▶ **Work instructions**
Every entry should be repeated exactly. Omit the pictures.

§ §

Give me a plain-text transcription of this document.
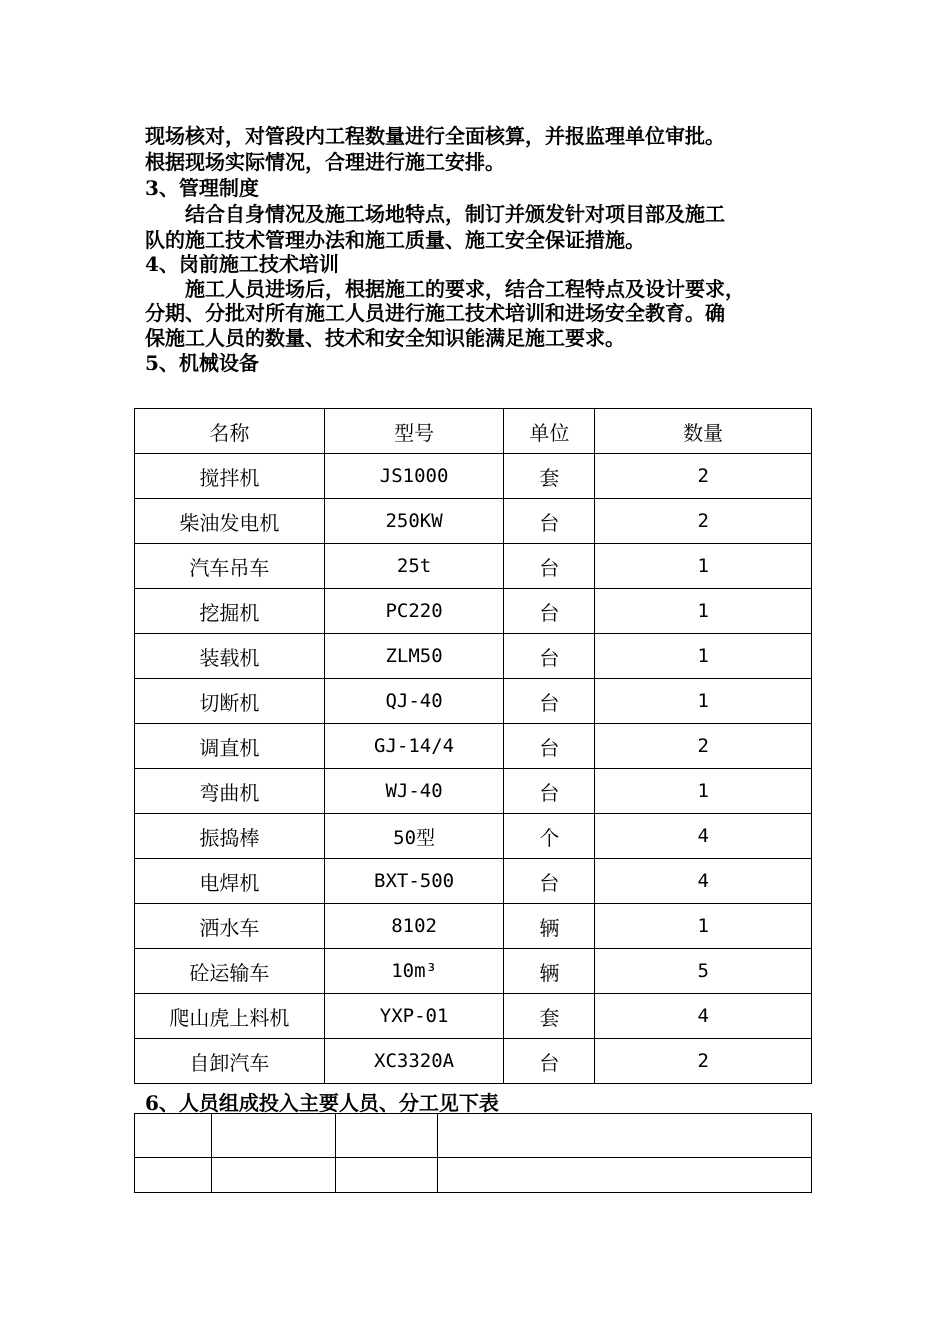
现场核对，对管段内工程数量进行全面核算，并报监理单位审批。
根据现场实际情况，合理进行施工安排。
3、管理制度
　　结合自身情况及施工场地特点，制订并颁发针对项目部及施工
队的施工技术管理办法和施工质量、施工安全保证措施。
4、岗前施工技术培训
　　施工人员进场后，根据施工的要求，结合工程特点及设计要求，
分期、分批对所有施工人员进行施工技术培训和进场安全教育。确
保施工人员的数量、技术和安全知识能满足施工要求。
5、机械设备
名称	型号	单位	数量
搅拌机	JS1000	套	2
柴油发电机	250KW	台	2
汽车吊车	25t	台	1
挖掘机	PC220	台	1
装载机	ZLM50	台	1
切断机	QJ-40	台	1
调直机	GJ-14/4	台	2
弯曲机	WJ-40	台	1
振捣棒	50型	个	4
电焊机	BXT-500	台	4
洒水车	8102	辆	1
砼运输车	10m³	辆	5
爬山虎上料机	YXP-01	套	4
自卸汽车	XC3320A	台	2
6、人员组成投入主要人员、分工见下表
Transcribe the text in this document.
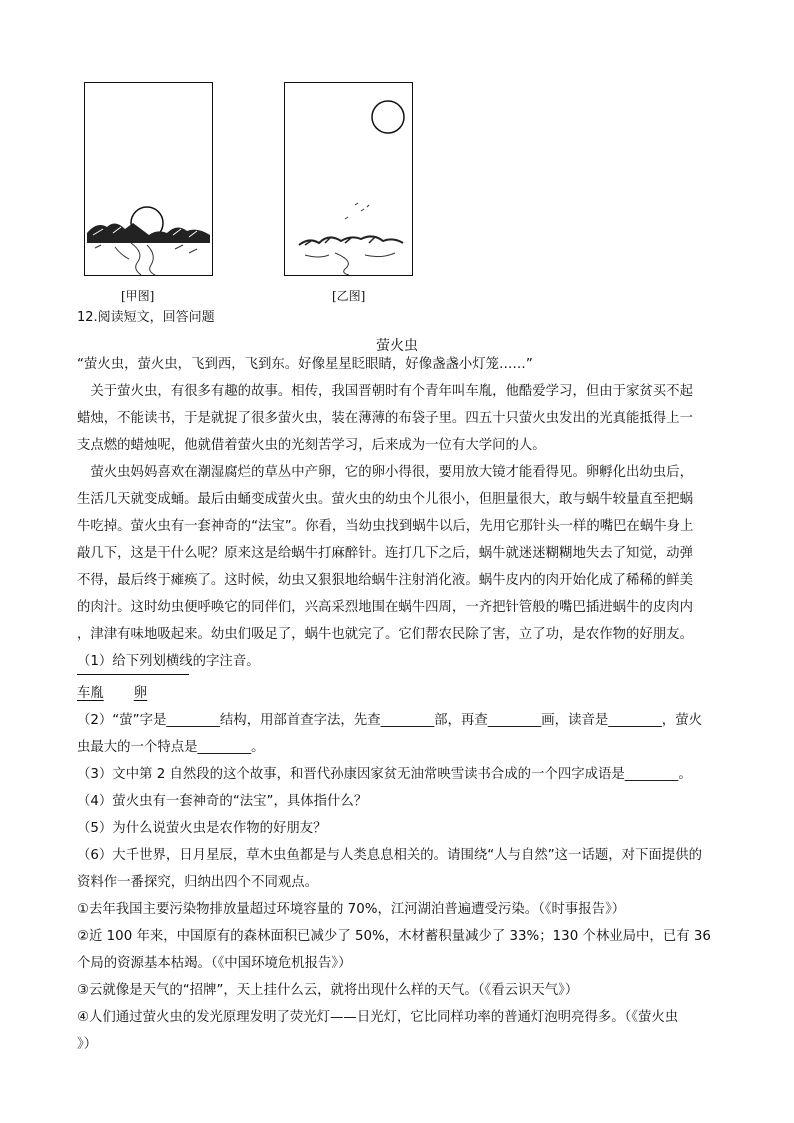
[甲图]	[乙图]
12.阅读短文，回答问题
萤火虫
“萤火虫，萤火虫，飞到西，飞到东。好像星星眨眼睛，好像盏盏小灯笼……”
　关于萤火虫，有很多有趣的故事。相传，我国晋朝时有个青年叫车胤，他酷爱学习，但由于家贫买不起
蜡烛，不能读书，于是就捉了很多萤火虫，装在薄薄的布袋子里。四五十只萤火虫发出的光真能抵得上一
支点燃的蜡烛呢，他就借着萤火虫的光刻苦学习，后来成为一位有大学问的人。
　萤火虫妈妈喜欢在潮湿腐烂的草丛中产卵，它的卵小得很，要用放大镜才能看得见。卵孵化出幼虫后，
生活几天就变成蛹。最后由蛹变成萤火虫。萤火虫的幼虫个儿很小，但胆量很大，敢与蜗牛较量直至把蜗
牛吃掉。萤火虫有一套神奇的“法宝”。你看，当幼虫找到蜗牛以后，先用它那针头一样的嘴巴在蜗牛身上
敲几下，这是干什么呢？原来这是给蜗牛打麻醉针。连打几下之后，蜗牛就迷迷糊糊地失去了知觉，动弹
不得，最后终于瘫痪了。这时候，幼虫又狠狠地给蜗牛注射消化液。蜗牛皮内的肉开始化成了稀稀的鲜美
的肉汁。这时幼虫便呼唤它的同伴们，兴高采烈地围在蜗牛四周，一齐把针管般的嘴巴插进蜗牛的皮肉内
，津津有味地吸起来。幼虫们吸足了，蜗牛也就完了。它们帮农民除了害，立了功，是农作物的好朋友。
（1）给下列划横线的字注音。
车胤 卵
（2）“萤”字是________结构，用部首查字法，先查________部，再查________画，读音是________，萤火
虫最大的一个特点是________。
（3）文中第 2 自然段的这个故事，和晋代孙康因家贫无油常映雪读书合成的一个四字成语是________。
（4）萤火虫有一套神奇的“法宝”，具体指什么？
（5）为什么说萤火虫是农作物的好朋友？
（6）大千世界，日月星辰，草木虫鱼都是与人类息息相关的。请围绕“人与自然”这一话题，对下面提供的
资料作一番探究，归纳出四个不同观点。
①去年我国主要污染物排放量超过环境容量的 70%，江河湖泊普遍遭受污染。（《时事报告》）
②近 100 年来，中国原有的森林面积已减少了 50%，木材蓄积量减少了 33%；130 个林业局中，已有 36
个局的资源基本枯竭。（《中国环境危机报告》）
③云就像是天气的“招牌”，天上挂什么云，就将出现什么样的天气。（《看云识天气》）
④人们通过萤火虫的发光原理发明了荧光灯——日光灯，它比同样功率的普通灯泡明亮得多。（《萤火虫
》）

§ §

▶ **Output for this task**
Give me a plain-text transcription of this document.
现场核对，对管段内工程数量进行全面核算，并报监理单位审批。
根据现场实际情况，合理进行施工安排。
3、管理制度
　　结合自身情况及施工场地特点，制订并颁发针对项目部及施工
队的施工技术管理办法和施工质量、施工安全保证措施。
4、岗前施工技术培训
　　施工人员进场后，根据施工的要求，结合工程特点及设计要求，
分期、分批对所有施工人员进行施工技术培训和进场安全教育。确
保施工人员的数量、技术和安全知识能满足施工要求。
5、机械设备
名称	型号	单位	数量
搅拌机	JS1000	套	2
柴油发电机	250KW	台	2
汽车吊车	25t	台	1
挖掘机	PC220	台	1
装载机	ZLM50	台	1
切断机	QJ-40	台	1
调直机	GJ-14/4	台	2
弯曲机	WJ-40	台	1
振捣棒	50型	个	4
电焊机	BXT-500	台	4
洒水车	8102	辆	1
砼运输车	10m³	辆	5
爬山虎上料机	YXP-01	套	4
自卸汽车	XC3320A	台	2
6、人员组成投入主要人员、分工见下表
Transcribe the text in this document.
[甲图]	[乙图]
12.阅读短文，回答问题
萤火虫
“萤火虫，萤火虫，飞到西，飞到东。好像星星眨眼睛，好像盏盏小灯笼……”
　关于萤火虫，有很多有趣的故事。相传，我国晋朝时有个青年叫车胤，他酷爱学习，但由于家贫买不起
蜡烛，不能读书，于是就捉了很多萤火虫，装在薄薄的布袋子里。四五十只萤火虫发出的光真能抵得上一
支点燃的蜡烛呢，他就借着萤火虫的光刻苦学习，后来成为一位有大学问的人。
　萤火虫妈妈喜欢在潮湿腐烂的草丛中产卵，它的卵小得很，要用放大镜才能看得见。卵孵化出幼虫后，
生活几天就变成蛹。最后由蛹变成萤火虫。萤火虫的幼虫个儿很小，但胆量很大，敢与蜗牛较量直至把蜗
牛吃掉。萤火虫有一套神奇的“法宝”。你看，当幼虫找到蜗牛以后，先用它那针头一样的嘴巴在蜗牛身上
敲几下，这是干什么呢？原来这是给蜗牛打麻醉针。连打几下之后，蜗牛就迷迷糊糊地失去了知觉，动弹
不得，最后终于瘫痪了。这时候，幼虫又狠狠地给蜗牛注射消化液。蜗牛皮内的肉开始化成了稀稀的鲜美
的肉汁。这时幼虫便呼唤它的同伴们，兴高采烈地围在蜗牛四周，一齐把针管般的嘴巴插进蜗牛的皮肉内
，津津有味地吸起来。幼虫们吸足了，蜗牛也就完了。它们帮农民除了害，立了功，是农作物的好朋友。
（1）给下列划横线的字注音。
车胤 卵
（2）“萤”字是________结构，用部首查字法，先查________部，再查________画，读音是________，萤火
虫最大的一个特点是________。
（3）文中第 2 自然段的这个故事，和晋代孙康因家贫无油常映雪读书合成的一个四字成语是________。
（4）萤火虫有一套神奇的“法宝”，具体指什么？
（5）为什么说萤火虫是农作物的好朋友？
（6）大千世界，日月星辰，草木虫鱼都是与人类息息相关的。请围绕“人与自然”这一话题，对下面提供的
资料作一番探究，归纳出四个不同观点。
①去年我国主要污染物排放量超过环境容量的 70%，江河湖泊普遍遭受污染。（《时事报告》）
②近 100 年来，中国原有的森林面积已减少了 50%，木材蓄积量减少了 33%；130 个林业局中，已有 36
个局的资源基本枯竭。（《中国环境危机报告》）
③云就像是天气的“招牌”，天上挂什么云，就将出现什么样的天气。（《看云识天气》）
④人们通过萤火虫的发光原理发明了荧光灯——日光灯，它比同样功率的普通灯泡明亮得多。（《萤火虫
》）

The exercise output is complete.